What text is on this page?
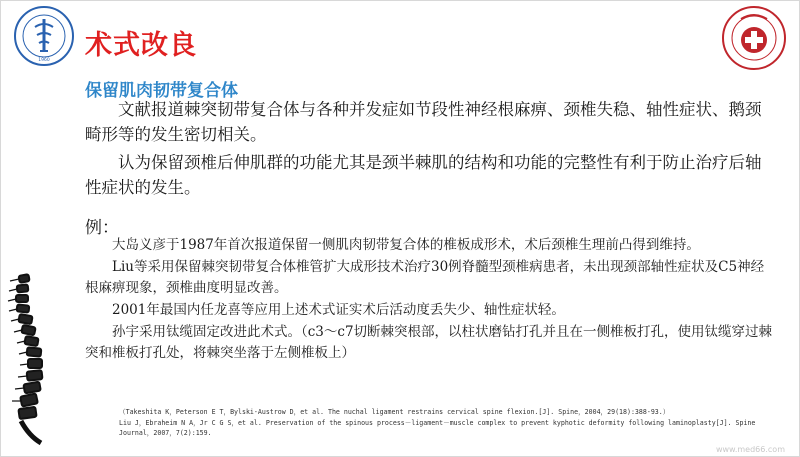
1960 术式改良
保留肌肉韧带复合体

文献报道棘突韧带复合体与各种并发症如节段性神经根麻痹、颈椎失稳、轴性症状、鹅颈畸形等的发生密切相关。

认为保留颈椎后伸肌群的功能尤其是颈半棘肌的结构和功能的完整性有利于防止治疗后轴性症状的发生。

例：

大岛义彦于1987年首次报道保留一侧肌肉韧带复合体的椎板成形术，术后颈椎生理前凸得到维持。

Liu等采用保留棘突韧带复合体椎管扩大成形技术治疗30例脊髓型颈椎病患者，未出现颈部轴性症状及C5神经根麻痹现象，颈椎曲度明显改善。

2001年最国内任龙喜等应用上述术式证实术后活动度丢失少、轴性症状轻。

孙宇采用钛缆固定改进此术式。（c3～c7切断棘突根部，以柱状磨钻打孔并且在一侧椎板打孔，使用钛缆穿过棘突和椎板打孔处，将棘突坐落于左侧椎板上）

（Takeshita K，Peterson E T，Bylski-Austrow D，et al. The nuchal ligament restrains cervical spine flexion.[J]. Spine，2004，29(18):388-93.）

Liu J，Ebraheim N A，Jr C G S，et al. Preservation of the spinous process－ligament－muscle complex to prevent kyphotic deformity following laminoplasty[J]. Spine Journal，2007，7(2):159.

www.med66.com
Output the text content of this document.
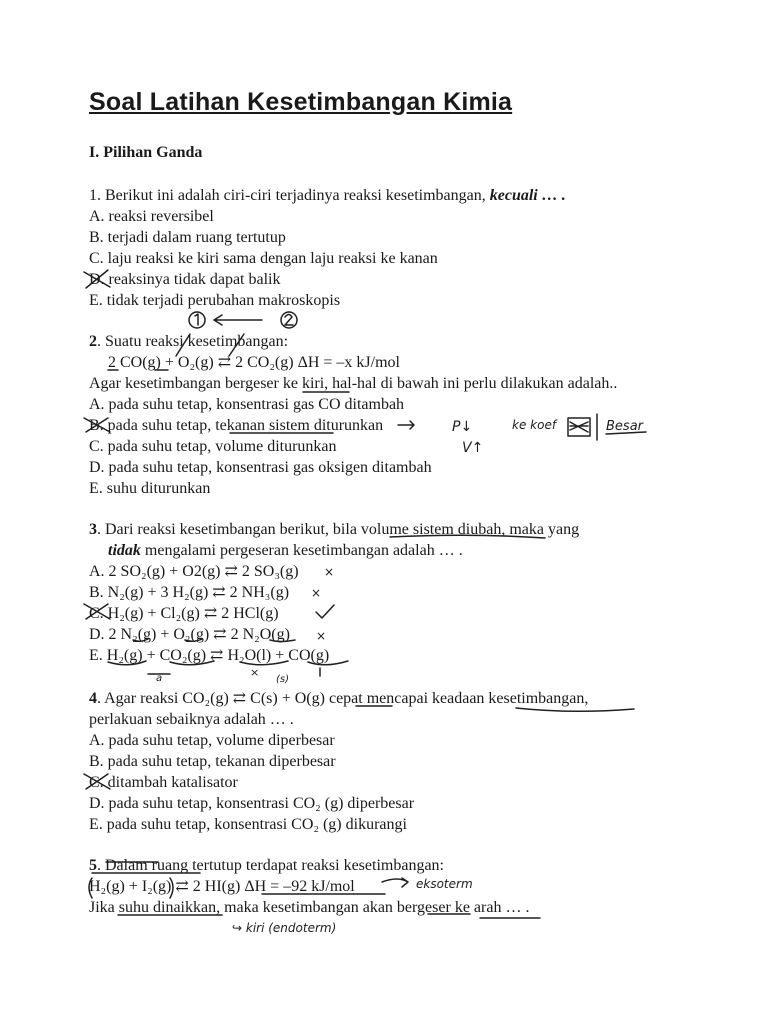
Soal Latihan Kesetimbangan Kimia
I. Pilihan Ganda
1. Berikut ini adalah ciri-ciri terjadinya reaksi kesetimbangan, kecuali … .
A. reaksi reversibel
B. terjadi dalam ruang tertutup
C. laju reaksi ke kiri sama dengan laju reaksi ke kanan
D. reaksinya tidak dapat balik
E. tidak terjadi perubahan makroskopis
2. Suatu reaksi kesetimbangan:
2 CO(g) + O₂(g) ⇄ 2 CO₂(g) ΔH = –x kJ/mol
Agar kesetimbangan bergeser ke kiri, hal-hal di bawah ini perlu dilakukan adalah..
A. pada suhu tetap, konsentrasi gas CO ditambah
B. pada suhu tetap, tekanan sistem diturunkan
C. pada suhu tetap, volume diturunkan
D. pada suhu tetap, konsentrasi gas oksigen ditambah
E. suhu diturunkan
3. Dari reaksi kesetimbangan berikut, bila volume sistem diubah, maka yang
tidak mengalami pergeseran kesetimbangan adalah … .
A. 2 SO₂(g) + O2(g) ⇄ 2 SO₃(g)
B. N₂(g) + 3 H₂(g) ⇄ 2 NH₃(g)
C. H₂(g) + Cl₂(g) ⇄ 2 HCl(g)
D. 2 N₂(g) + O₂(g) ⇄ 2 N₂O(g)
E. H₂(g) + CO₂(g) ⇄ H₂O(l) + CO(g)
4. Agar reaksi CO₂(g) ⇄ C(s) + O(g) cepat mencapai keadaan kesetimbangan,
perlakuan sebaiknya adalah … .
A. pada suhu tetap, volume diperbesar
B. pada suhu tetap, tekanan diperbesar
C. ditambah katalisator
D. pada suhu tetap, konsentrasi CO₂ (g) diperbesar
E. pada suhu tetap, konsentrasi CO₂ (g) dikurangi
5. Dalam ruang tertutup terdapat reaksi kesetimbangan:
H₂(g) + I₂(g) ⇄ 2 HI(g) ΔH = –92 kJ/mol
Jika suhu dinaikkan, maka kesetimbangan akan bergeser ke arah … .
P↓
V↑
ke koef	Besar
×
×
×
×
(s)
a
eksoterm
↪ kiri (endoterm)
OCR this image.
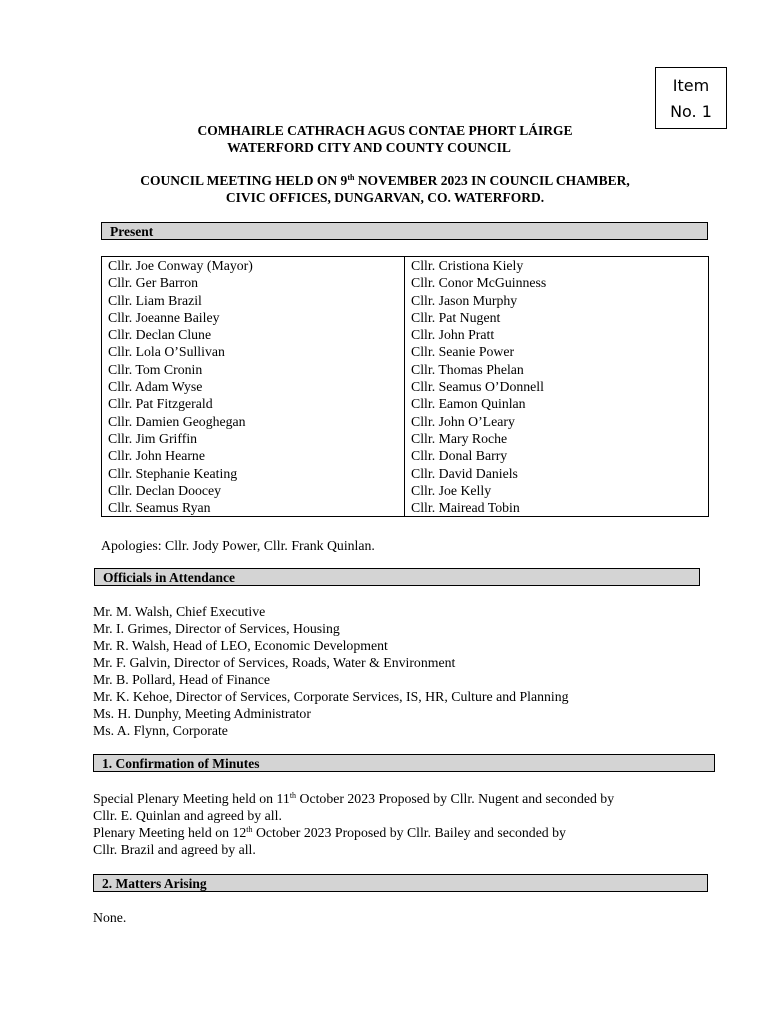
Item
No. 1
COMHAIRLE CATHRACH AGUS CONTAE PHORT LÁIRGE
WATERFORD CITY AND COUNTY COUNCIL
COUNCIL MEETING HELD ON 9th NOVEMBER 2023 IN COUNCIL CHAMBER,
CIVIC OFFICES, DUNGARVAN, CO. WATERFORD.
Present
Cllr. Joe Conway (Mayor)	Cllr. Cristiona Kiely
Cllr. Ger Barron	Cllr. Conor McGuinness
Cllr. Liam Brazil	Cllr. Jason Murphy
Cllr. Joeanne Bailey	Cllr. Pat Nugent
Cllr. Declan Clune	Cllr. John Pratt
Cllr. Lola O’Sullivan	Cllr. Seanie Power
Cllr. Tom Cronin	Cllr. Thomas Phelan
Cllr. Adam Wyse	Cllr. Seamus O’Donnell
Cllr. Pat Fitzgerald	Cllr. Eamon Quinlan
Cllr. Damien Geoghegan	Cllr. John O’Leary
Cllr. Jim Griffin	Cllr. Mary Roche
Cllr. John Hearne	Cllr. Donal Barry
Cllr. Stephanie Keating	Cllr. David Daniels
Cllr. Declan Doocey	Cllr. Joe Kelly
Cllr. Seamus Ryan	Cllr. Mairead Tobin
Apologies: Cllr. Jody Power, Cllr. Frank Quinlan.
Officials in Attendance
Mr. M. Walsh, Chief Executive
Mr. I. Grimes, Director of Services, Housing
Mr. R. Walsh, Head of LEO, Economic Development
Mr. F. Galvin, Director of Services, Roads, Water & Environment
Mr. B. Pollard, Head of Finance
Mr. K. Kehoe, Director of Services, Corporate Services, IS, HR, Culture and Planning
Ms. H. Dunphy, Meeting Administrator
Ms. A. Flynn, Corporate
1. Confirmation of Minutes
Special Plenary Meeting held on 11th October 2023 Proposed by Cllr. Nugent and seconded by
Cllr. E. Quinlan and agreed by all.
Plenary Meeting held on 12th October 2023 Proposed by Cllr. Bailey and seconded by
Cllr. Brazil and agreed by all.
2. Matters Arising
None.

- [WORK TO DO]: Make an exact copy of the data, leaving its pictures out.

- [THE REPLY]:
What text is on this page?
1960 术式改良
保留肌肉韧带复合体

文献报道棘突韧带复合体与各种并发症如节段性神经根麻痹、颈椎失稳、轴性症状、鹅颈畸形等的发生密切相关。

认为保留颈椎后伸肌群的功能尤其是颈半棘肌的结构和功能的完整性有利于防止治疗后轴性症状的发生。

例：

大岛义彦于1987年首次报道保留一侧肌肉韧带复合体的椎板成形术，术后颈椎生理前凸得到维持。

Liu等采用保留棘突韧带复合体椎管扩大成形技术治疗30例脊髓型颈椎病患者，未出现颈部轴性症状及C5神经根麻痹现象，颈椎曲度明显改善。

2001年最国内任龙喜等应用上述术式证实术后活动度丢失少、轴性症状轻。

孙宇采用钛缆固定改进此术式。（c3～c7切断棘突根部，以柱状磨钻打孔并且在一侧椎板打孔，使用钛缆穿过棘突和椎板打孔处，将棘突坐落于左侧椎板上）

（Takeshita K，Peterson E T，Bylski-Austrow D，et al. The nuchal ligament restrains cervical spine flexion.[J]. Spine，2004，29(18):388-93.）

Liu J，Ebraheim N A，Jr C G S，et al. Preservation of the spinous process－ligament－muscle complex to prevent kyphotic deformity following laminoplasty[J]. Spine Journal，2007，7(2):159.

www.med66.com
Output the text content of this document.
Soal Latihan Kesetimbangan Kimia
I. Pilihan Ganda
1. Berikut ini adalah ciri-ciri terjadinya reaksi kesetimbangan, kecuali … .
A. reaksi reversibel
B. terjadi dalam ruang tertutup
C. laju reaksi ke kiri sama dengan laju reaksi ke kanan
D. reaksinya tidak dapat balik
E. tidak terjadi perubahan makroskopis
2. Suatu reaksi kesetimbangan:
2 CO(g) + O₂(g) ⇄ 2 CO₂(g) ΔH = –x kJ/mol
Agar kesetimbangan bergeser ke kiri, hal-hal di bawah ini perlu dilakukan adalah..
A. pada suhu tetap, konsentrasi gas CO ditambah
B. pada suhu tetap, tekanan sistem diturunkan
C. pada suhu tetap, volume diturunkan
D. pada suhu tetap, konsentrasi gas oksigen ditambah
E. suhu diturunkan
3. Dari reaksi kesetimbangan berikut, bila volume sistem diubah, maka yang
tidak mengalami pergeseran kesetimbangan adalah … .
A. 2 SO₂(g) + O2(g) ⇄ 2 SO₃(g)
B. N₂(g) + 3 H₂(g) ⇄ 2 NH₃(g)
C. H₂(g) + Cl₂(g) ⇄ 2 HCl(g)
D. 2 N₂(g) + O₂(g) ⇄ 2 N₂O(g)
E. H₂(g) + CO₂(g) ⇄ H₂O(l) + CO(g)
4. Agar reaksi CO₂(g) ⇄ C(s) + O(g) cepat mencapai keadaan kesetimbangan,
perlakuan sebaiknya adalah … .
A. pada suhu tetap, volume diperbesar
B. pada suhu tetap, tekanan diperbesar
C. ditambah katalisator
D. pada suhu tetap, konsentrasi CO₂ (g) diperbesar
E. pada suhu tetap, konsentrasi CO₂ (g) dikurangi
5. Dalam ruang tertutup terdapat reaksi kesetimbangan:
H₂(g) + I₂(g) ⇄ 2 HI(g) ΔH = –92 kJ/mol
Jika suhu dinaikkan, maka kesetimbangan akan bergeser ke arah … .
P↓
V↑
ke koef	Besar
×
×
×
×
(s)
a
eksoterm
↪ kiri (endoterm)
OCR this image.
Item
No. 1
COMHAIRLE CATHRACH AGUS CONTAE PHORT LÁIRGE
WATERFORD CITY AND COUNTY COUNCIL
COUNCIL MEETING HELD ON 9th NOVEMBER 2023 IN COUNCIL CHAMBER,
CIVIC OFFICES, DUNGARVAN, CO. WATERFORD.
Present
Cllr. Joe Conway (Mayor)	Cllr. Cristiona Kiely
Cllr. Ger Barron	Cllr. Conor McGuinness
Cllr. Liam Brazil	Cllr. Jason Murphy
Cllr. Joeanne Bailey	Cllr. Pat Nugent
Cllr. Declan Clune	Cllr. John Pratt
Cllr. Lola O’Sullivan	Cllr. Seanie Power
Cllr. Tom Cronin	Cllr. Thomas Phelan
Cllr. Adam Wyse	Cllr. Seamus O’Donnell
Cllr. Pat Fitzgerald	Cllr. Eamon Quinlan
Cllr. Damien Geoghegan	Cllr. John O’Leary
Cllr. Jim Griffin	Cllr. Mary Roche
Cllr. John Hearne	Cllr. Donal Barry
Cllr. Stephanie Keating	Cllr. David Daniels
Cllr. Declan Doocey	Cllr. Joe Kelly
Cllr. Seamus Ryan	Cllr. Mairead Tobin
Apologies: Cllr. Jody Power, Cllr. Frank Quinlan.
Officials in Attendance
Mr. M. Walsh, Chief Executive
Mr. I. Grimes, Director of Services, Housing
Mr. R. Walsh, Head of LEO, Economic Development
Mr. F. Galvin, Director of Services, Roads, Water & Environment
Mr. B. Pollard, Head of Finance
Mr. K. Kehoe, Director of Services, Corporate Services, IS, HR, Culture and Planning
Ms. H. Dunphy, Meeting Administrator
Ms. A. Flynn, Corporate
1. Confirmation of Minutes
Special Plenary Meeting held on 11th October 2023 Proposed by Cllr. Nugent and seconded by
Cllr. E. Quinlan and agreed by all.
Plenary Meeting held on 12th October 2023 Proposed by Cllr. Bailey and seconded by
Cllr. Brazil and agreed by all.
2. Matters Arising
None.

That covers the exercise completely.